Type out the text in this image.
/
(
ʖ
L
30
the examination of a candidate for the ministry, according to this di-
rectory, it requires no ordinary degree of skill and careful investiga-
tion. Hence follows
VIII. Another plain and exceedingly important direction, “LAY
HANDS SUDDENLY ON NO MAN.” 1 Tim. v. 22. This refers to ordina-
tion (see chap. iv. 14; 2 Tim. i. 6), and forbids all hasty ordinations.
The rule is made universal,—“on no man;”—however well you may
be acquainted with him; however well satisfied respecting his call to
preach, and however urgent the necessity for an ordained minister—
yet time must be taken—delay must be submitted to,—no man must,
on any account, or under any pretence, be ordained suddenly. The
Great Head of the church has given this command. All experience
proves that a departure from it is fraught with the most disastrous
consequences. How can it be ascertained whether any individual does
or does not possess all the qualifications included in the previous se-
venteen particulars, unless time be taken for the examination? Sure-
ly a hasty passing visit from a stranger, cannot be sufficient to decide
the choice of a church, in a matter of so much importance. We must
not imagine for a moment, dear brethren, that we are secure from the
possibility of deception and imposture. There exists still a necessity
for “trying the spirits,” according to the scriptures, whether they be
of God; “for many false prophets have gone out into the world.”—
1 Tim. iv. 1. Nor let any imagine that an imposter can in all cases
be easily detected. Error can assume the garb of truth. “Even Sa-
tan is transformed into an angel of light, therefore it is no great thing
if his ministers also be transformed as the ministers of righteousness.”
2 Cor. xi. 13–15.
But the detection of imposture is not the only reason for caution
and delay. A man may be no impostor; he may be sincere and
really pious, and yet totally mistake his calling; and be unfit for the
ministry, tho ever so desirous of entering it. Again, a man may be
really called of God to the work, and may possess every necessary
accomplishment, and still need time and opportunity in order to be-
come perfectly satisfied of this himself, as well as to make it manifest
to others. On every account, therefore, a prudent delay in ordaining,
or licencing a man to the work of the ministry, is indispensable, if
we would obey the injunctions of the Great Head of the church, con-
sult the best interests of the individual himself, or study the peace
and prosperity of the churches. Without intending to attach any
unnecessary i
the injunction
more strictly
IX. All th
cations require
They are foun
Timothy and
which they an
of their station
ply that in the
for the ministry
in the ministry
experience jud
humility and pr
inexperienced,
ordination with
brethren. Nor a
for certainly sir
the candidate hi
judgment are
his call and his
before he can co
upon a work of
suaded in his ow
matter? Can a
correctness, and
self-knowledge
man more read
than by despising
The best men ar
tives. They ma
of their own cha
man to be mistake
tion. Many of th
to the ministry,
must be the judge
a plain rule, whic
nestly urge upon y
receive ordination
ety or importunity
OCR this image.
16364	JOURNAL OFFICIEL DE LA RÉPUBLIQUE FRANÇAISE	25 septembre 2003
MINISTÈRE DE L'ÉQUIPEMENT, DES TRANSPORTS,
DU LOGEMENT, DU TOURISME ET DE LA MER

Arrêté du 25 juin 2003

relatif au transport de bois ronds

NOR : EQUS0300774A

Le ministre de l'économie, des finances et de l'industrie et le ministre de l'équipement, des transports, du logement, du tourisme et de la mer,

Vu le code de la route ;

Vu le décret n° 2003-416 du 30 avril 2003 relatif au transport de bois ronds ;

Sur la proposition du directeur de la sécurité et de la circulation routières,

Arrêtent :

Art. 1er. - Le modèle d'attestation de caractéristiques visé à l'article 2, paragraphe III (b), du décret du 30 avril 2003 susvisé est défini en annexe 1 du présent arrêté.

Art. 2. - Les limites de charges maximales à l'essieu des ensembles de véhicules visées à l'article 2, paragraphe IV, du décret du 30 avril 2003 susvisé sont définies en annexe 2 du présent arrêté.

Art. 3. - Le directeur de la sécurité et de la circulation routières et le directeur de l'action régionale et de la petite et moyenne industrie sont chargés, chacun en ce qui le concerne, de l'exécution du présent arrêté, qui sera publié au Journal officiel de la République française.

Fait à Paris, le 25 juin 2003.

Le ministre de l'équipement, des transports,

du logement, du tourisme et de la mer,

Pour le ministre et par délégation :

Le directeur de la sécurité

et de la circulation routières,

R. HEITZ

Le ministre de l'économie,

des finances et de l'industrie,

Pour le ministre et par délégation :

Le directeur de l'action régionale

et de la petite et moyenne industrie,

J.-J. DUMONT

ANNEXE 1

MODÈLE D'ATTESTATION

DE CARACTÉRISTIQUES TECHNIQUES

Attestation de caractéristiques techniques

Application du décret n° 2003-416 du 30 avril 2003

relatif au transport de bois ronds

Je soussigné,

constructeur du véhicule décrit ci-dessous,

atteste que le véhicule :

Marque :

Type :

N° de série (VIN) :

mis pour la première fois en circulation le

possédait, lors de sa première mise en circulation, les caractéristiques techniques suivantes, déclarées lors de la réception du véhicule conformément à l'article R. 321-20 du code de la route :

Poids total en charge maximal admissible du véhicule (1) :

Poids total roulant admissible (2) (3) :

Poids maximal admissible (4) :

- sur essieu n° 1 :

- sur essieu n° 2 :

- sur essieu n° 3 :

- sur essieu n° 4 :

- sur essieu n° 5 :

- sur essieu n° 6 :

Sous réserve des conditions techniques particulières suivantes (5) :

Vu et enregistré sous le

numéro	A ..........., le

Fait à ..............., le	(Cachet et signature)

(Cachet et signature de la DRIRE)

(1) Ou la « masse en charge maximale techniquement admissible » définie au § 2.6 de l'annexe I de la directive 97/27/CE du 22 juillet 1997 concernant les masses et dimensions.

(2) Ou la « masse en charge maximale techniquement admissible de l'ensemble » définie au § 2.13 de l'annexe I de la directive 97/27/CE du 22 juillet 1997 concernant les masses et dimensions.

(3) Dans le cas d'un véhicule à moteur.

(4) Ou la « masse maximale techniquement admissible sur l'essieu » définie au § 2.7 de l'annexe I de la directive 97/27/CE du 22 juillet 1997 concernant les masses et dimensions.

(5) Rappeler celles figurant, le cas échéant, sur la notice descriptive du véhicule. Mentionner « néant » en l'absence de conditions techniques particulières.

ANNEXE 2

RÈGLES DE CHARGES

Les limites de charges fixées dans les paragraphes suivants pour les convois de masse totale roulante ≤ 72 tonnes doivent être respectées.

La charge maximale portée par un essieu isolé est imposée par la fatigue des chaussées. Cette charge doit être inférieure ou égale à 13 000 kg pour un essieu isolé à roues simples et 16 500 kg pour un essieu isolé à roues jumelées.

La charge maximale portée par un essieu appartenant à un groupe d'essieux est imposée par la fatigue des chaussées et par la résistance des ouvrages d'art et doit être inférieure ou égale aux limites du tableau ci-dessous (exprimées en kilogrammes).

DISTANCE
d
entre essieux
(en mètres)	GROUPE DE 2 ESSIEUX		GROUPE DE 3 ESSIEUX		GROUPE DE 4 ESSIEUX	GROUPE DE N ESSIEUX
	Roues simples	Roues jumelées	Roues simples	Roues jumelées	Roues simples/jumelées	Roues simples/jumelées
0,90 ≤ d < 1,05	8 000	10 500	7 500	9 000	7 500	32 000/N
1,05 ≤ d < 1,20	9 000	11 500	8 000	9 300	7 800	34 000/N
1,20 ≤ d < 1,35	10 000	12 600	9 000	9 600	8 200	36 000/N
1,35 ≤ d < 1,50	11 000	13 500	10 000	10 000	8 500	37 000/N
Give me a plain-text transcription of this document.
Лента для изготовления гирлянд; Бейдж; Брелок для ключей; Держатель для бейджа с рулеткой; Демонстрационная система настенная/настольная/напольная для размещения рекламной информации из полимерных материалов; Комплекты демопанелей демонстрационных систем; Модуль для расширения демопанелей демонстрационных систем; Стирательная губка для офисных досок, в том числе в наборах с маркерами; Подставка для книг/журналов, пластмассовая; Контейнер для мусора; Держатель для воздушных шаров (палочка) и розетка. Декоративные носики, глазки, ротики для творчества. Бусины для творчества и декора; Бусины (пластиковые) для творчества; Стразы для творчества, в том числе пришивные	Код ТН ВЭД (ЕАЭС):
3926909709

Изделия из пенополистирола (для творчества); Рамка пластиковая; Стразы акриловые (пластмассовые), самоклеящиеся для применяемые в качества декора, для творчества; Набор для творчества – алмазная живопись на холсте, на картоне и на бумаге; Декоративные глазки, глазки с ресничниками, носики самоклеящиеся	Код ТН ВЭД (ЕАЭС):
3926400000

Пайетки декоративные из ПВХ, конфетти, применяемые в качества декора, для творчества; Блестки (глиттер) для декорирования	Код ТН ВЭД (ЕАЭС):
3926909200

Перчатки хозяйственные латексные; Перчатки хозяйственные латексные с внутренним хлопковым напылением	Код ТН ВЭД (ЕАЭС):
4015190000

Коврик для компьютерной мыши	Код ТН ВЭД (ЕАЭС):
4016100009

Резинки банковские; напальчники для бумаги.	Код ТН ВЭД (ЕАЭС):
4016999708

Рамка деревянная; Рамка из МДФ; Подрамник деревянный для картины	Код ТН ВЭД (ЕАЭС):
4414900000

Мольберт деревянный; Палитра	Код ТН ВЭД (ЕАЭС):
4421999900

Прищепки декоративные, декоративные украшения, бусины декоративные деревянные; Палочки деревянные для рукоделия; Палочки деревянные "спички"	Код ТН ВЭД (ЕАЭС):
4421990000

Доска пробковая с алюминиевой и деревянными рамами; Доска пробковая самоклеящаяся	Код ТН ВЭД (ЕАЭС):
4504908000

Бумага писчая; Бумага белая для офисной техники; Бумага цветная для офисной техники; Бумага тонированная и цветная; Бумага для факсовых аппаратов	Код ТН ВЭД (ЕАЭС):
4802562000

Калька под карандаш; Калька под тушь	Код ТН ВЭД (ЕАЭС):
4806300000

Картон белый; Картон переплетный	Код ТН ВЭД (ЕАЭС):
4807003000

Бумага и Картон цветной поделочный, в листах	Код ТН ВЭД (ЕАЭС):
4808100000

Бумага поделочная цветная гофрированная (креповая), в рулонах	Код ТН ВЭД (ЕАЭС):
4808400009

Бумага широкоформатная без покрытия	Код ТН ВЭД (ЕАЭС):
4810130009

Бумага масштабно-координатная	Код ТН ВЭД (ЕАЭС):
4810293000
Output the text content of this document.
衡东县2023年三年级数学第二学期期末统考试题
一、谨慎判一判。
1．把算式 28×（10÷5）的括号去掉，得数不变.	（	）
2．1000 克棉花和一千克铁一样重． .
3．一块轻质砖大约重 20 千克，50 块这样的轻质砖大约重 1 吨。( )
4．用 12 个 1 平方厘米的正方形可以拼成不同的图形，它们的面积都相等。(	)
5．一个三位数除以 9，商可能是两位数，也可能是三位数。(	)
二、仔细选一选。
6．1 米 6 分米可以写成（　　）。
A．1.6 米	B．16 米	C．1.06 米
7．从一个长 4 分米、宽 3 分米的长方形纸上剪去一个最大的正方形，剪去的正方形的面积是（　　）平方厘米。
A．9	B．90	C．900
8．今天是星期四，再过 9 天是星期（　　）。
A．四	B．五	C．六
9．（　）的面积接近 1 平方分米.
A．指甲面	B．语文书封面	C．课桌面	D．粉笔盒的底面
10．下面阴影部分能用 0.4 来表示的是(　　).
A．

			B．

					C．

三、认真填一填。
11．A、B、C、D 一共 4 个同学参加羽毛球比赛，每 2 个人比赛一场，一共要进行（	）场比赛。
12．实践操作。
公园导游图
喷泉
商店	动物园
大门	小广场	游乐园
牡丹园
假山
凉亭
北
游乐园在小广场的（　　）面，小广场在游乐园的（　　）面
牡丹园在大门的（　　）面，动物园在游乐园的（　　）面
* * * *
» **REQUIRED TASK**:
From the data, pick out every line that includes "première".

» **FINISHED TASK**:
mis pour la première fois en circulation le
possédait, lors de sa première mise en circulation, les caractéristiques techniques suivantes, déclarées lors de la réception du véhicule conformément à l'article R. 321-20 du code de la route :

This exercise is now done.